▶ [SET PROBLEM]: Output the data exactly, with every line intact.

▶ [THE DATA]:
+ + + + + + +

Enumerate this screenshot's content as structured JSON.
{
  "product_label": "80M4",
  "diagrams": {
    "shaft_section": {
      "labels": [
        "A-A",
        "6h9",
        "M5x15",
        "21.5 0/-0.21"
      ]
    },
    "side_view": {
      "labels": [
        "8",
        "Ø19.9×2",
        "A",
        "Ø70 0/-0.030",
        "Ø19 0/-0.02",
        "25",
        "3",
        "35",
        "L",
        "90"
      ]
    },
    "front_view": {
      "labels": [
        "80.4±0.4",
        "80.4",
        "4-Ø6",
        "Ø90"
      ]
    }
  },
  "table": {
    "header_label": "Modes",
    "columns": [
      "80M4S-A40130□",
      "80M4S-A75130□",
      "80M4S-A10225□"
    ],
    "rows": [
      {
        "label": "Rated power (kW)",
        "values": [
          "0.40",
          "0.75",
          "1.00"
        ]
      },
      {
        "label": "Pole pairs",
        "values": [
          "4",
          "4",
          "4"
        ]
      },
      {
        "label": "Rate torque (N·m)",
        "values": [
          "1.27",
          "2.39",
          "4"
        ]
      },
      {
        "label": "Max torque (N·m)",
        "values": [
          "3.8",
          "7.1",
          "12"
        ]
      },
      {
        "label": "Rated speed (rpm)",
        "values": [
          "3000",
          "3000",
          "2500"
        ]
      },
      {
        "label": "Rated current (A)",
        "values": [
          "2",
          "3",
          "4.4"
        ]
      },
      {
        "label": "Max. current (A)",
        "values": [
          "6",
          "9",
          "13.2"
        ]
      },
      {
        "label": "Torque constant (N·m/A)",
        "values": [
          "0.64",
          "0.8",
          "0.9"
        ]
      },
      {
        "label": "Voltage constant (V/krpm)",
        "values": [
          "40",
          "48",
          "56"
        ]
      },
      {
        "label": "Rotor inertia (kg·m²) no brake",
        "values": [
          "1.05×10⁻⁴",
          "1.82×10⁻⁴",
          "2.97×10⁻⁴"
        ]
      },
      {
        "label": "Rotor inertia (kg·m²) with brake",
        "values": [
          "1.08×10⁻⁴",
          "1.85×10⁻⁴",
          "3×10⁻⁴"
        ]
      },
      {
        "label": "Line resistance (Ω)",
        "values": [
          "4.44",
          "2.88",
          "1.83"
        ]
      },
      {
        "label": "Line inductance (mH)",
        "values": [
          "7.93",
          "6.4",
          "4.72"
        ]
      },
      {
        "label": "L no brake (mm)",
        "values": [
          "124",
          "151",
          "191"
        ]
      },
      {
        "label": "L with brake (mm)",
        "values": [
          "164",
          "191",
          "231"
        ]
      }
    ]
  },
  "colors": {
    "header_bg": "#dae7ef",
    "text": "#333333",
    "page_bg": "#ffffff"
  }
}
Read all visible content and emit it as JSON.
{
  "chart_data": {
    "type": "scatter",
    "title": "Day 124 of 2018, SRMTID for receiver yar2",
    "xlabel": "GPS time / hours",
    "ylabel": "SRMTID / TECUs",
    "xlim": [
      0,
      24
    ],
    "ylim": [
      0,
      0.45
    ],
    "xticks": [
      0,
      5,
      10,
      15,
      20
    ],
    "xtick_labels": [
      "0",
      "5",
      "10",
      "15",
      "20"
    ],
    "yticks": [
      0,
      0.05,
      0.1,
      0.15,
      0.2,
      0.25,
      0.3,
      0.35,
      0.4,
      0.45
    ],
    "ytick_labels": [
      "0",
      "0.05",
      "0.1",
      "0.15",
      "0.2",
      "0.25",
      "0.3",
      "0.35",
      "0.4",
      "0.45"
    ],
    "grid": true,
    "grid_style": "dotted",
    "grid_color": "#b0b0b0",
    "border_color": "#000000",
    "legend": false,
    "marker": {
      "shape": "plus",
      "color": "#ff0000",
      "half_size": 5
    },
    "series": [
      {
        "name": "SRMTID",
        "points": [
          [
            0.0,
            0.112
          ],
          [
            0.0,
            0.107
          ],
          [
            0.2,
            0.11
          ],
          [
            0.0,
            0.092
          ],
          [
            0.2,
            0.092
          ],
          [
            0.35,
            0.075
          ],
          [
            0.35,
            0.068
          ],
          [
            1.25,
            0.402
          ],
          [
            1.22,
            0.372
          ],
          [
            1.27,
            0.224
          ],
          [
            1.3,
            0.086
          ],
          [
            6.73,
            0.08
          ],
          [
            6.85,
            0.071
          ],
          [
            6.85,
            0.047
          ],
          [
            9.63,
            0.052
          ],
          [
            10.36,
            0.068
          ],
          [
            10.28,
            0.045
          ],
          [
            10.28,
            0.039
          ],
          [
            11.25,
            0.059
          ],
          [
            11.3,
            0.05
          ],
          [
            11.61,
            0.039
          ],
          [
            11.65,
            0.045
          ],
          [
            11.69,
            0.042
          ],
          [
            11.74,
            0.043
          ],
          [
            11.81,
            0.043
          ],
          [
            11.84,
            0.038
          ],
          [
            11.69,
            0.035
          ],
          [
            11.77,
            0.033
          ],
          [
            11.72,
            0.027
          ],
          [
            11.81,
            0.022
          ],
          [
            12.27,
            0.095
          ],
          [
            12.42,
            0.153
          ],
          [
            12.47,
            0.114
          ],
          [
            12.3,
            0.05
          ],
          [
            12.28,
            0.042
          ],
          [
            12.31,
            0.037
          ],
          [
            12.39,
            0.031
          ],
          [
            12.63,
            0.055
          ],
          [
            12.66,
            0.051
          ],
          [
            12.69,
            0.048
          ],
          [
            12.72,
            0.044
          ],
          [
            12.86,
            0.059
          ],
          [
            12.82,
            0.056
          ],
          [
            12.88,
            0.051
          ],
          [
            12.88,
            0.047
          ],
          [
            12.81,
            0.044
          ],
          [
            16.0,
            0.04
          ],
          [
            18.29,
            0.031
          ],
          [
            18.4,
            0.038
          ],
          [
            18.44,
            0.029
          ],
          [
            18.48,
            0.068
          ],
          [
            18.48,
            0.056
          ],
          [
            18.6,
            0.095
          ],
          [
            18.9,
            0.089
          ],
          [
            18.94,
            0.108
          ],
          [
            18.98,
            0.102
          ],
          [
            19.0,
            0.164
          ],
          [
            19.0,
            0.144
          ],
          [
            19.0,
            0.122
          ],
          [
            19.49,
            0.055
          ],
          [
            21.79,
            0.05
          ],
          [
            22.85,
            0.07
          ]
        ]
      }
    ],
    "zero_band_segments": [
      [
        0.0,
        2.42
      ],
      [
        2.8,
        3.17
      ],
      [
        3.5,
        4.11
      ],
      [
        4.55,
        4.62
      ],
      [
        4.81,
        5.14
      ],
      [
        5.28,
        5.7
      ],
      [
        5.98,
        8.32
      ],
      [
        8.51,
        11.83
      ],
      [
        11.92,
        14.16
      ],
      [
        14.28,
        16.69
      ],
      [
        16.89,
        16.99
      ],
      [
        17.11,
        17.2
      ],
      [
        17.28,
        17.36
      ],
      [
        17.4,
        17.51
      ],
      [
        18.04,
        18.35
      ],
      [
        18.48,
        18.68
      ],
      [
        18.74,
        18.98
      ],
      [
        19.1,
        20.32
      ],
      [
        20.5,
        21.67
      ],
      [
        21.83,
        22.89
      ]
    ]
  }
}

+ + + + + + +

▶ [RESPONSE BELOW]:
Enumerate this screenshot's content as structured JSON.
{
  "product_label": "80M4",
  "diagrams": {
    "shaft_section": {
      "labels": [
        "A-A",
        "6h9",
        "M5x15",
        "21.5 0/-0.21"
      ]
    },
    "side_view": {
      "labels": [
        "8",
        "Ø19.9×2",
        "A",
        "Ø70 0/-0.030",
        "Ø19 0/-0.02",
        "25",
        "3",
        "35",
        "L",
        "90"
      ]
    },
    "front_view": {
      "labels": [
        "80.4±0.4",
        "80.4",
        "4-Ø6",
        "Ø90"
      ]
    }
  },
  "table": {
    "header_label": "Modes",
    "columns": [
      "80M4S-A40130□",
      "80M4S-A75130□",
      "80M4S-A10225□"
    ],
    "rows": [
      {
        "label": "Rated power (kW)",
        "values": [
          "0.40",
          "0.75",
          "1.00"
        ]
      },
      {
        "label": "Pole pairs",
        "values": [
          "4",
          "4",
          "4"
        ]
      },
      {
        "label": "Rate torque (N·m)",
        "values": [
          "1.27",
          "2.39",
          "4"
        ]
      },
      {
        "label": "Max torque (N·m)",
        "values": [
          "3.8",
          "7.1",
          "12"
        ]
      },
      {
        "label": "Rated speed (rpm)",
        "values": [
          "3000",
          "3000",
          "2500"
        ]
      },
      {
        "label": "Rated current (A)",
        "values": [
          "2",
          "3",
          "4.4"
        ]
      },
      {
        "label": "Max. current (A)",
        "values": [
          "6",
          "9",
          "13.2"
        ]
      },
      {
        "label": "Torque constant (N·m/A)",
        "values": [
          "0.64",
          "0.8",
          "0.9"
        ]
      },
      {
        "label": "Voltage constant (V/krpm)",
        "values": [
          "40",
          "48",
          "56"
        ]
      },
      {
        "label": "Rotor inertia (kg·m²) no brake",
        "values": [
          "1.05×10⁻⁴",
          "1.82×10⁻⁴",
          "2.97×10⁻⁴"
        ]
      },
      {
        "label": "Rotor inertia (kg·m²) with brake",
        "values": [
          "1.08×10⁻⁴",
          "1.85×10⁻⁴",
          "3×10⁻⁴"
        ]
      },
      {
        "label": "Line resistance (Ω)",
        "values": [
          "4.44",
          "2.88",
          "1.83"
        ]
      },
      {
        "label": "Line inductance (mH)",
        "values": [
          "7.93",
          "6.4",
          "4.72"
        ]
      },
      {
        "label": "L no brake (mm)",
        "values": [
          "124",
          "151",
          "191"
        ]
      },
      {
        "label": "L with brake (mm)",
        "values": [
          "164",
          "191",
          "231"
        ]
      }
    ]
  },
  "colors": {
    "header_bg": "#dae7ef",
    "text": "#333333",
    "page_bg": "#ffffff"
  }
}
Read all visible content and emit it as JSON.
{
  "chart_data": {
    "type": "scatter",
    "title": "Day 124 of 2018, SRMTID for receiver yar2",
    "xlabel": "GPS time / hours",
    "ylabel": "SRMTID / TECUs",
    "xlim": [
      0,
      24
    ],
    "ylim": [
      0,
      0.45
    ],
    "xticks": [
      0,
      5,
      10,
      15,
      20
    ],
    "xtick_labels": [
      "0",
      "5",
      "10",
      "15",
      "20"
    ],
    "yticks": [
      0,
      0.05,
      0.1,
      0.15,
      0.2,
      0.25,
      0.3,
      0.35,
      0.4,
      0.45
    ],
    "ytick_labels": [
      "0",
      "0.05",
      "0.1",
      "0.15",
      "0.2",
      "0.25",
      "0.3",
      "0.35",
      "0.4",
      "0.45"
    ],
    "grid": true,
    "grid_style": "dotted",
    "grid_color": "#b0b0b0",
    "border_color": "#000000",
    "legend": false,
    "marker": {
      "shape": "plus",
      "color": "#ff0000",
      "half_size": 5
    },
    "series": [
      {
        "name": "SRMTID",
        "points": [
          [
            0.0,
            0.112
          ],
          [
            0.0,
            0.107
          ],
          [
            0.2,
            0.11
          ],
          [
            0.0,
            0.092
          ],
          [
            0.2,
            0.092
          ],
          [
            0.35,
            0.075
          ],
          [
            0.35,
            0.068
          ],
          [
            1.25,
            0.402
          ],
          [
            1.22,
            0.372
          ],
          [
            1.27,
            0.224
          ],
          [
            1.3,
            0.086
          ],
          [
            6.73,
            0.08
          ],
          [
            6.85,
            0.071
          ],
          [
            6.85,
            0.047
          ],
          [
            9.63,
            0.052
          ],
          [
            10.36,
            0.068
          ],
          [
            10.28,
            0.045
          ],
          [
            10.28,
            0.039
          ],
          [
            11.25,
            0.059
          ],
          [
            11.3,
            0.05
          ],
          [
            11.61,
            0.039
          ],
          [
            11.65,
            0.045
          ],
          [
            11.69,
            0.042
          ],
          [
            11.74,
            0.043
          ],
          [
            11.81,
            0.043
          ],
          [
            11.84,
            0.038
          ],
          [
            11.69,
            0.035
          ],
          [
            11.77,
            0.033
          ],
          [
            11.72,
            0.027
          ],
          [
            11.81,
            0.022
          ],
          [
            12.27,
            0.095
          ],
          [
            12.42,
            0.153
          ],
          [
            12.47,
            0.114
          ],
          [
            12.3,
            0.05
          ],
          [
            12.28,
            0.042
          ],
          [
            12.31,
            0.037
          ],
          [
            12.39,
            0.031
          ],
          [
            12.63,
            0.055
          ],
          [
            12.66,
            0.051
          ],
          [
            12.69,
            0.048
          ],
          [
            12.72,
            0.044
          ],
          [
            12.86,
            0.059
          ],
          [
            12.82,
            0.056
          ],
          [
            12.88,
            0.051
          ],
          [
            12.88,
            0.047
          ],
          [
            12.81,
            0.044
          ],
          [
            16.0,
            0.04
          ],
          [
            18.29,
            0.031
          ],
          [
            18.4,
            0.038
          ],
          [
            18.44,
            0.029
          ],
          [
            18.48,
            0.068
          ],
          [
            18.48,
            0.056
          ],
          [
            18.6,
            0.095
          ],
          [
            18.9,
            0.089
          ],
          [
            18.94,
            0.108
          ],
          [
            18.98,
            0.102
          ],
          [
            19.0,
            0.164
          ],
          [
            19.0,
            0.144
          ],
          [
            19.0,
            0.122
          ],
          [
            19.49,
            0.055
          ],
          [
            21.79,
            0.05
          ],
          [
            22.85,
            0.07
          ]
        ]
      }
    ],
    "zero_band_segments": [
      [
        0.0,
        2.42
      ],
      [
        2.8,
        3.17
      ],
      [
        3.5,
        4.11
      ],
      [
        4.55,
        4.62
      ],
      [
        4.81,
        5.14
      ],
      [
        5.28,
        5.7
      ],
      [
        5.98,
        8.32
      ],
      [
        8.51,
        11.83
      ],
      [
        11.92,
        14.16
      ],
      [
        14.28,
        16.69
      ],
      [
        16.89,
        16.99
      ],
      [
        17.11,
        17.2
      ],
      [
        17.28,
        17.36
      ],
      [
        17.4,
        17.51
      ],
      [
        18.04,
        18.35
      ],
      [
        18.48,
        18.68
      ],
      [
        18.74,
        18.98
      ],
      [
        19.1,
        20.32
      ],
      [
        20.5,
        21.67
      ],
      [
        21.83,
        22.89
      ]
    ]
  }
}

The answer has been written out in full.